• _Task goal_: Can you quote the records below in full, word for word?
BEGIN
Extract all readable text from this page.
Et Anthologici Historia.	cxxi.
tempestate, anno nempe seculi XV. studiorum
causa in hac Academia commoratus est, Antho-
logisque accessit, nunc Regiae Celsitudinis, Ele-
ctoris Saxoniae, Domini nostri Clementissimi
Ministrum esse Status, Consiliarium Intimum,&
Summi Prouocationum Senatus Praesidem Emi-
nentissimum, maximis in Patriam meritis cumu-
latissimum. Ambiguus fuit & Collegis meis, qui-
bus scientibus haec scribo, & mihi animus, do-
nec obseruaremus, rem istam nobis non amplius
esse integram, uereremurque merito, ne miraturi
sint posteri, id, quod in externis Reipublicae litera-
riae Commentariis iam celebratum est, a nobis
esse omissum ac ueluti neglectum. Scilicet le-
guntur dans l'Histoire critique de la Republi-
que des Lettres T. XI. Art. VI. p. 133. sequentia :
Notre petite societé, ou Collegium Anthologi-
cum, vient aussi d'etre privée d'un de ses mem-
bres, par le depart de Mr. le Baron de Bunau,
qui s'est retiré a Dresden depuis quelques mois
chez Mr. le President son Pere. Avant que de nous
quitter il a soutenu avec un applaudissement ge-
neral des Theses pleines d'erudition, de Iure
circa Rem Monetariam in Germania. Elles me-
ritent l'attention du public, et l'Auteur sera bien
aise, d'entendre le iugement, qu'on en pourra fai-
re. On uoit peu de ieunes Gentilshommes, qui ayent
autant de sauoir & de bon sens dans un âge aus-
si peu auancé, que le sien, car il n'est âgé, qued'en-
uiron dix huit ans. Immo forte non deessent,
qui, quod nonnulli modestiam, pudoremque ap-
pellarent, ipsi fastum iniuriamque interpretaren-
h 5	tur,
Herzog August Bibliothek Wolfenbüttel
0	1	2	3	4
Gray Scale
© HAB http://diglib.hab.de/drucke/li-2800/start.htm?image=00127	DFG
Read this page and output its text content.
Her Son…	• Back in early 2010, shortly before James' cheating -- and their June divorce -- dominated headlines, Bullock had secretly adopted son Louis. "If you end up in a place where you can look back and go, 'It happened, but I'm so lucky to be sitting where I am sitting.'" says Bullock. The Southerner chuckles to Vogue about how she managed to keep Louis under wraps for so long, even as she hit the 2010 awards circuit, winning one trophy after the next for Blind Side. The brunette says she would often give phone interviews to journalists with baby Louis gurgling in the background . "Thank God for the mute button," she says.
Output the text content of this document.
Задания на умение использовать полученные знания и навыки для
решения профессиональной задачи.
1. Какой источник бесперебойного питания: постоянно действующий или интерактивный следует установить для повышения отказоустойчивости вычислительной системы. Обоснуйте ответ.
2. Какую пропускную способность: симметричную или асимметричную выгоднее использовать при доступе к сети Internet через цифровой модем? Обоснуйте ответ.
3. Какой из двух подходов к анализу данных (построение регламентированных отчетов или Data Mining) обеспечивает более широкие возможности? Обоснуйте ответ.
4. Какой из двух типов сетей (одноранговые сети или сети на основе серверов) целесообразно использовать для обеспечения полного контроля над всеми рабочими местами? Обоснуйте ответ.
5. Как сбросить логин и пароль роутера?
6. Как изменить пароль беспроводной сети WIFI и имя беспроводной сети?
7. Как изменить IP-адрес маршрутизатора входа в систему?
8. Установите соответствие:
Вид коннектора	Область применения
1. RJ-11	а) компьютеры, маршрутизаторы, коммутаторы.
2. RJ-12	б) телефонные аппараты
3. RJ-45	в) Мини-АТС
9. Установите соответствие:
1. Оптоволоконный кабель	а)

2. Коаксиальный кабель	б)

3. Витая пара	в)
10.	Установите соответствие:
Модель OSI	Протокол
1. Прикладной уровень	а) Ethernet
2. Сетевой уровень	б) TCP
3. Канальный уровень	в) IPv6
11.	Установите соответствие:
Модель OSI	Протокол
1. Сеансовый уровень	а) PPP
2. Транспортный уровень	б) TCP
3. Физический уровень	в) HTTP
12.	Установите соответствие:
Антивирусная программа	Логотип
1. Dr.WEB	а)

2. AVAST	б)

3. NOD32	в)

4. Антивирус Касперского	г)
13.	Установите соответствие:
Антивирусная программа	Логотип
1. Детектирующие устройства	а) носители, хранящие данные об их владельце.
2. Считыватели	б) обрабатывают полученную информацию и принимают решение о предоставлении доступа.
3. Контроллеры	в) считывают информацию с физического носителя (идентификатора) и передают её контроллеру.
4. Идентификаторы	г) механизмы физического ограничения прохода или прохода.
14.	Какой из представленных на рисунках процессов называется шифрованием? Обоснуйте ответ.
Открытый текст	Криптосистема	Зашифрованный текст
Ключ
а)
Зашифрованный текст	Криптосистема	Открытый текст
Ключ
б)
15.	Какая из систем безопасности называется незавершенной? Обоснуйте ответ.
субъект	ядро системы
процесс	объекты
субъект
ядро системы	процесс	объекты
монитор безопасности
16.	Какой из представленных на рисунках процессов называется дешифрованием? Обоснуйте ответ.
END
• _Answer below_:
Extract all readable text from this page.
Et Anthologici Historia.	cxxi.
tempestate, anno nempe seculi XV. studiorum
causa in hac Academia commoratus est, Antho-
logisque accessit, nunc Regiae Celsitudinis, Ele-
ctoris Saxoniae, Domini nostri Clementissimi
Ministrum esse Status, Consiliarium Intimum,&
Summi Prouocationum Senatus Praesidem Emi-
nentissimum, maximis in Patriam meritis cumu-
latissimum. Ambiguus fuit & Collegis meis, qui-
bus scientibus haec scribo, & mihi animus, do-
nec obseruaremus, rem istam nobis non amplius
esse integram, uereremurque merito, ne miraturi
sint posteri, id, quod in externis Reipublicae litera-
riae Commentariis iam celebratum est, a nobis
esse omissum ac ueluti neglectum. Scilicet le-
guntur dans l'Histoire critique de la Republi-
que des Lettres T. XI. Art. VI. p. 133. sequentia :
Notre petite societé, ou Collegium Anthologi-
cum, vient aussi d'etre privée d'un de ses mem-
bres, par le depart de Mr. le Baron de Bunau,
qui s'est retiré a Dresden depuis quelques mois
chez Mr. le President son Pere. Avant que de nous
quitter il a soutenu avec un applaudissement ge-
neral des Theses pleines d'erudition, de Iure
circa Rem Monetariam in Germania. Elles me-
ritent l'attention du public, et l'Auteur sera bien
aise, d'entendre le iugement, qu'on en pourra fai-
re. On uoit peu de ieunes Gentilshommes, qui ayent
autant de sauoir & de bon sens dans un âge aus-
si peu auancé, que le sien, car il n'est âgé, qued'en-
uiron dix huit ans. Immo forte non deessent,
qui, quod nonnulli modestiam, pudoremque ap-
pellarent, ipsi fastum iniuriamque interpretaren-
h 5	tur,
Herzog August Bibliothek Wolfenbüttel
0	1	2	3	4
Gray Scale
© HAB http://diglib.hab.de/drucke/li-2800/start.htm?image=00127	DFG
Read this page and output its text content.
Her Son…	• Back in early 2010, shortly before James' cheating -- and their June divorce -- dominated headlines, Bullock had secretly adopted son Louis. "If you end up in a place where you can look back and go, 'It happened, but I'm so lucky to be sitting where I am sitting.'" says Bullock. The Southerner chuckles to Vogue about how she managed to keep Louis under wraps for so long, even as she hit the 2010 awards circuit, winning one trophy after the next for Blind Side. The brunette says she would often give phone interviews to journalists with baby Louis gurgling in the background . "Thank God for the mute button," she says.
Output the text content of this document.
Задания на умение использовать полученные знания и навыки для
решения профессиональной задачи.
1. Какой источник бесперебойного питания: постоянно действующий или интерактивный следует установить для повышения отказоустойчивости вычислительной системы. Обоснуйте ответ.
2. Какую пропускную способность: симметричную или асимметричную выгоднее использовать при доступе к сети Internet через цифровой модем? Обоснуйте ответ.
3. Какой из двух подходов к анализу данных (построение регламентированных отчетов или Data Mining) обеспечивает более широкие возможности? Обоснуйте ответ.
4. Какой из двух типов сетей (одноранговые сети или сети на основе серверов) целесообразно использовать для обеспечения полного контроля над всеми рабочими местами? Обоснуйте ответ.
5. Как сбросить логин и пароль роутера?
6. Как изменить пароль беспроводной сети WIFI и имя беспроводной сети?
7. Как изменить IP-адрес маршрутизатора входа в систему?
8. Установите соответствие:
Вид коннектора	Область применения
1. RJ-11	а) компьютеры, маршрутизаторы, коммутаторы.
2. RJ-12	б) телефонные аппараты
3. RJ-45	в) Мини-АТС
9. Установите соответствие:
1. Оптоволоконный кабель	а)

2. Коаксиальный кабель	б)

3. Витая пара	в)
10.	Установите соответствие:
Модель OSI	Протокол
1. Прикладной уровень	а) Ethernet
2. Сетевой уровень	б) TCP
3. Канальный уровень	в) IPv6
11.	Установите соответствие:
Модель OSI	Протокол
1. Сеансовый уровень	а) PPP
2. Транспортный уровень	б) TCP
3. Физический уровень	в) HTTP
12.	Установите соответствие:
Антивирусная программа	Логотип
1. Dr.WEB	а)

2. AVAST	б)

3. NOD32	в)

4. Антивирус Касперского	г)
13.	Установите соответствие:
Антивирусная программа	Логотип
1. Детектирующие устройства	а) носители, хранящие данные об их владельце.
2. Считыватели	б) обрабатывают полученную информацию и принимают решение о предоставлении доступа.
3. Контроллеры	в) считывают информацию с физического носителя (идентификатора) и передают её контроллеру.
4. Идентификаторы	г) механизмы физического ограничения прохода или прохода.
14.	Какой из представленных на рисунках процессов называется шифрованием? Обоснуйте ответ.
Открытый текст	Криптосистема	Зашифрованный текст
Ключ
а)
Зашифрованный текст	Криптосистема	Открытый текст
Ключ
б)
15.	Какая из систем безопасности называется незавершенной? Обоснуйте ответ.
субъект	ядро системы
процесс	объекты
субъект
ядро системы	процесс	объекты
монитор безопасности
16.	Какой из представленных на рисунках процессов называется дешифрованием? Обоснуйте ответ.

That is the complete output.